[Data entries]
● ● ● ● ●
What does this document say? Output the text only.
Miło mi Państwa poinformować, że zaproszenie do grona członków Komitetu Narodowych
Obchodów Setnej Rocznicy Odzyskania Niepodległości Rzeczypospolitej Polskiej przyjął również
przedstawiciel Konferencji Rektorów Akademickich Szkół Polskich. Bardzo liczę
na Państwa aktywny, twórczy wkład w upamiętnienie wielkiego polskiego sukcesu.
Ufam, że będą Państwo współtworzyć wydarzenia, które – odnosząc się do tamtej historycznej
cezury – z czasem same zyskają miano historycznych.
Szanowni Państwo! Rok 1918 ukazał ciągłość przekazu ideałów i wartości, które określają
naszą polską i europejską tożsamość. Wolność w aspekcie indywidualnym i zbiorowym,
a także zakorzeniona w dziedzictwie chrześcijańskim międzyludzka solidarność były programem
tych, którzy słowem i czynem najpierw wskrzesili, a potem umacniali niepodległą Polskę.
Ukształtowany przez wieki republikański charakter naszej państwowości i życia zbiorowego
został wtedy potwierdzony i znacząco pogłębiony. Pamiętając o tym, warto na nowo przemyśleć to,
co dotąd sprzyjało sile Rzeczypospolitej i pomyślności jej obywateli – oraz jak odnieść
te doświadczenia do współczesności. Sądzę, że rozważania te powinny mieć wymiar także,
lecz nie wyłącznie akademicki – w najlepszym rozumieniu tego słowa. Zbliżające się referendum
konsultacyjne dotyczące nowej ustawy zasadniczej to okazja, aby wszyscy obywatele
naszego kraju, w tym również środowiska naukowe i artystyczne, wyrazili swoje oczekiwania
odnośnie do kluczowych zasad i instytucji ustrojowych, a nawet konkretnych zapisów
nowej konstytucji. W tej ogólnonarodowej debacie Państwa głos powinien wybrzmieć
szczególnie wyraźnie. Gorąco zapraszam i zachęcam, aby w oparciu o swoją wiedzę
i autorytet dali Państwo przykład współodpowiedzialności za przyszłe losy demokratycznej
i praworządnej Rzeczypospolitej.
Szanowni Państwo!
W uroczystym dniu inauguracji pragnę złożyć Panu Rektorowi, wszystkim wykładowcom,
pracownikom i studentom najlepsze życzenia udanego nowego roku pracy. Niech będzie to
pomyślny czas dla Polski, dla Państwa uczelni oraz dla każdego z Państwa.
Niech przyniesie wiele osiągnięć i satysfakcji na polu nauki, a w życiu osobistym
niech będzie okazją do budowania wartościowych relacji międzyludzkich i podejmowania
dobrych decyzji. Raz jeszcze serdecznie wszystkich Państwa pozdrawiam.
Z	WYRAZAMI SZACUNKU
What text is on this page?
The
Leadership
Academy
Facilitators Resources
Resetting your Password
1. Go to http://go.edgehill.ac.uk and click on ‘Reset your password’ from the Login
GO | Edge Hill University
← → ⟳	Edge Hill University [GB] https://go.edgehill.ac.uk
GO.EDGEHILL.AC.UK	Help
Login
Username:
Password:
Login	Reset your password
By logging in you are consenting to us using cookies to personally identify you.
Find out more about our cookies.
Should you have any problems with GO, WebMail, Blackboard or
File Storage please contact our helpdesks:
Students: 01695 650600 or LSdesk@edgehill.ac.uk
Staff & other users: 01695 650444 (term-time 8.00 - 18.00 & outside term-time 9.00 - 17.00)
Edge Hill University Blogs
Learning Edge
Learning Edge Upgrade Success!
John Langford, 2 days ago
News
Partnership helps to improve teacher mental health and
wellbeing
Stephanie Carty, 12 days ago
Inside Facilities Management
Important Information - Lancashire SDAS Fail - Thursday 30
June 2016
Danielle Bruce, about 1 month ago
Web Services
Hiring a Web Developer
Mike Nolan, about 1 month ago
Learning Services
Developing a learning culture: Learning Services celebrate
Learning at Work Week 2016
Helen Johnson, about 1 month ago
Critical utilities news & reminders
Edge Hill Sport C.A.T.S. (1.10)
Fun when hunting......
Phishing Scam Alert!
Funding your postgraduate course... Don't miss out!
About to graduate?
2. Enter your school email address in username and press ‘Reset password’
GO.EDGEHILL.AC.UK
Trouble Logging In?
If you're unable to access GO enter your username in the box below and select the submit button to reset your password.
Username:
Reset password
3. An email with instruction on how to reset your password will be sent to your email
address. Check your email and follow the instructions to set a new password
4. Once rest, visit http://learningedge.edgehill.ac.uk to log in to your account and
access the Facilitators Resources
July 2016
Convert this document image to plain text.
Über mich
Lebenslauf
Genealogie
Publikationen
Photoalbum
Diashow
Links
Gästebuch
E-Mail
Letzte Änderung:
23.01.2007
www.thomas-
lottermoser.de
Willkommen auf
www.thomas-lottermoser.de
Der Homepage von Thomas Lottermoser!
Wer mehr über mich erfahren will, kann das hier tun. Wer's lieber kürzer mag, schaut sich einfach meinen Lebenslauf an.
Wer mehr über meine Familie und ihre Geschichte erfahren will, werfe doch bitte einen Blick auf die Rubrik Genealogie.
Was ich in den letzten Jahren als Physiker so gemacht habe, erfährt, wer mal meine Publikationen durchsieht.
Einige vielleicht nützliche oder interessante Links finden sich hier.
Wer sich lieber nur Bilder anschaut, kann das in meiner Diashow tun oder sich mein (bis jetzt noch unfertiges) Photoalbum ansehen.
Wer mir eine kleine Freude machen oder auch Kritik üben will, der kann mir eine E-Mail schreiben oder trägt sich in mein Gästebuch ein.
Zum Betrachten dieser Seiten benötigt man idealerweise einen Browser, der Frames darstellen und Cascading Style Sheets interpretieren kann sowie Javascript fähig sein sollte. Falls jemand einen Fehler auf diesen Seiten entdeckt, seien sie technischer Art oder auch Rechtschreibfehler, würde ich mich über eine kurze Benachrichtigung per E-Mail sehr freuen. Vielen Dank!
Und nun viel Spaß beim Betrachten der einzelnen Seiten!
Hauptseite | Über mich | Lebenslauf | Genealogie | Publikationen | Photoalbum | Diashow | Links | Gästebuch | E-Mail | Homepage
● ● ● ● ●
**THE EXERCISE:**
Reproduce each record shown above without altering a single word.

**SOLUTION BELOW:**
What does this document say? Output the text only.
Miło mi Państwa poinformować, że zaproszenie do grona członków Komitetu Narodowych
Obchodów Setnej Rocznicy Odzyskania Niepodległości Rzeczypospolitej Polskiej przyjął również
przedstawiciel Konferencji Rektorów Akademickich Szkół Polskich. Bardzo liczę
na Państwa aktywny, twórczy wkład w upamiętnienie wielkiego polskiego sukcesu.
Ufam, że będą Państwo współtworzyć wydarzenia, które – odnosząc się do tamtej historycznej
cezury – z czasem same zyskają miano historycznych.
Szanowni Państwo! Rok 1918 ukazał ciągłość przekazu ideałów i wartości, które określają
naszą polską i europejską tożsamość. Wolność w aspekcie indywidualnym i zbiorowym,
a także zakorzeniona w dziedzictwie chrześcijańskim międzyludzka solidarność były programem
tych, którzy słowem i czynem najpierw wskrzesili, a potem umacniali niepodległą Polskę.
Ukształtowany przez wieki republikański charakter naszej państwowości i życia zbiorowego
został wtedy potwierdzony i znacząco pogłębiony. Pamiętając o tym, warto na nowo przemyśleć to,
co dotąd sprzyjało sile Rzeczypospolitej i pomyślności jej obywateli – oraz jak odnieść
te doświadczenia do współczesności. Sądzę, że rozważania te powinny mieć wymiar także,
lecz nie wyłącznie akademicki – w najlepszym rozumieniu tego słowa. Zbliżające się referendum
konsultacyjne dotyczące nowej ustawy zasadniczej to okazja, aby wszyscy obywatele
naszego kraju, w tym również środowiska naukowe i artystyczne, wyrazili swoje oczekiwania
odnośnie do kluczowych zasad i instytucji ustrojowych, a nawet konkretnych zapisów
nowej konstytucji. W tej ogólnonarodowej debacie Państwa głos powinien wybrzmieć
szczególnie wyraźnie. Gorąco zapraszam i zachęcam, aby w oparciu o swoją wiedzę
i autorytet dali Państwo przykład współodpowiedzialności za przyszłe losy demokratycznej
i praworządnej Rzeczypospolitej.
Szanowni Państwo!
W uroczystym dniu inauguracji pragnę złożyć Panu Rektorowi, wszystkim wykładowcom,
pracownikom i studentom najlepsze życzenia udanego nowego roku pracy. Niech będzie to
pomyślny czas dla Polski, dla Państwa uczelni oraz dla każdego z Państwa.
Niech przyniesie wiele osiągnięć i satysfakcji na polu nauki, a w życiu osobistym
niech będzie okazją do budowania wartościowych relacji międzyludzkich i podejmowania
dobrych decyzji. Raz jeszcze serdecznie wszystkich Państwa pozdrawiam.
Z	WYRAZAMI SZACUNKU
What text is on this page?
The
Leadership
Academy
Facilitators Resources
Resetting your Password
1. Go to http://go.edgehill.ac.uk and click on ‘Reset your password’ from the Login
GO | Edge Hill University
← → ⟳	Edge Hill University [GB] https://go.edgehill.ac.uk
GO.EDGEHILL.AC.UK	Help
Login
Username:
Password:
Login	Reset your password
By logging in you are consenting to us using cookies to personally identify you.
Find out more about our cookies.
Should you have any problems with GO, WebMail, Blackboard or
File Storage please contact our helpdesks:
Students: 01695 650600 or LSdesk@edgehill.ac.uk
Staff & other users: 01695 650444 (term-time 8.00 - 18.00 & outside term-time 9.00 - 17.00)
Edge Hill University Blogs
Learning Edge
Learning Edge Upgrade Success!
John Langford, 2 days ago
News
Partnership helps to improve teacher mental health and
wellbeing
Stephanie Carty, 12 days ago
Inside Facilities Management
Important Information - Lancashire SDAS Fail - Thursday 30
June 2016
Danielle Bruce, about 1 month ago
Web Services
Hiring a Web Developer
Mike Nolan, about 1 month ago
Learning Services
Developing a learning culture: Learning Services celebrate
Learning at Work Week 2016
Helen Johnson, about 1 month ago
Critical utilities news & reminders
Edge Hill Sport C.A.T.S. (1.10)
Fun when hunting......
Phishing Scam Alert!
Funding your postgraduate course... Don't miss out!
About to graduate?
2. Enter your school email address in username and press ‘Reset password’
GO.EDGEHILL.AC.UK
Trouble Logging In?
If you're unable to access GO enter your username in the box below and select the submit button to reset your password.
Username:
Reset password
3. An email with instruction on how to reset your password will be sent to your email
address. Check your email and follow the instructions to set a new password
4. Once rest, visit http://learningedge.edgehill.ac.uk to log in to your account and
access the Facilitators Resources
July 2016
Convert this document image to plain text.
Über mich
Lebenslauf
Genealogie
Publikationen
Photoalbum
Diashow
Links
Gästebuch
E-Mail
Letzte Änderung:
23.01.2007
www.thomas-
lottermoser.de
Willkommen auf
www.thomas-lottermoser.de
Der Homepage von Thomas Lottermoser!
Wer mehr über mich erfahren will, kann das hier tun. Wer's lieber kürzer mag, schaut sich einfach meinen Lebenslauf an.
Wer mehr über meine Familie und ihre Geschichte erfahren will, werfe doch bitte einen Blick auf die Rubrik Genealogie.
Was ich in den letzten Jahren als Physiker so gemacht habe, erfährt, wer mal meine Publikationen durchsieht.
Einige vielleicht nützliche oder interessante Links finden sich hier.
Wer sich lieber nur Bilder anschaut, kann das in meiner Diashow tun oder sich mein (bis jetzt noch unfertiges) Photoalbum ansehen.
Wer mir eine kleine Freude machen oder auch Kritik üben will, der kann mir eine E-Mail schreiben oder trägt sich in mein Gästebuch ein.
Zum Betrachten dieser Seiten benötigt man idealerweise einen Browser, der Frames darstellen und Cascading Style Sheets interpretieren kann sowie Javascript fähig sein sollte. Falls jemand einen Fehler auf diesen Seiten entdeckt, seien sie technischer Art oder auch Rechtschreibfehler, würde ich mich über eine kurze Benachrichtigung per E-Mail sehr freuen. Vielen Dank!
Und nun viel Spaß beim Betrachten der einzelnen Seiten!
Hauptseite | Über mich | Lebenslauf | Genealogie | Publikationen | Photoalbum | Diashow | Links | Gästebuch | E-Mail | Homepage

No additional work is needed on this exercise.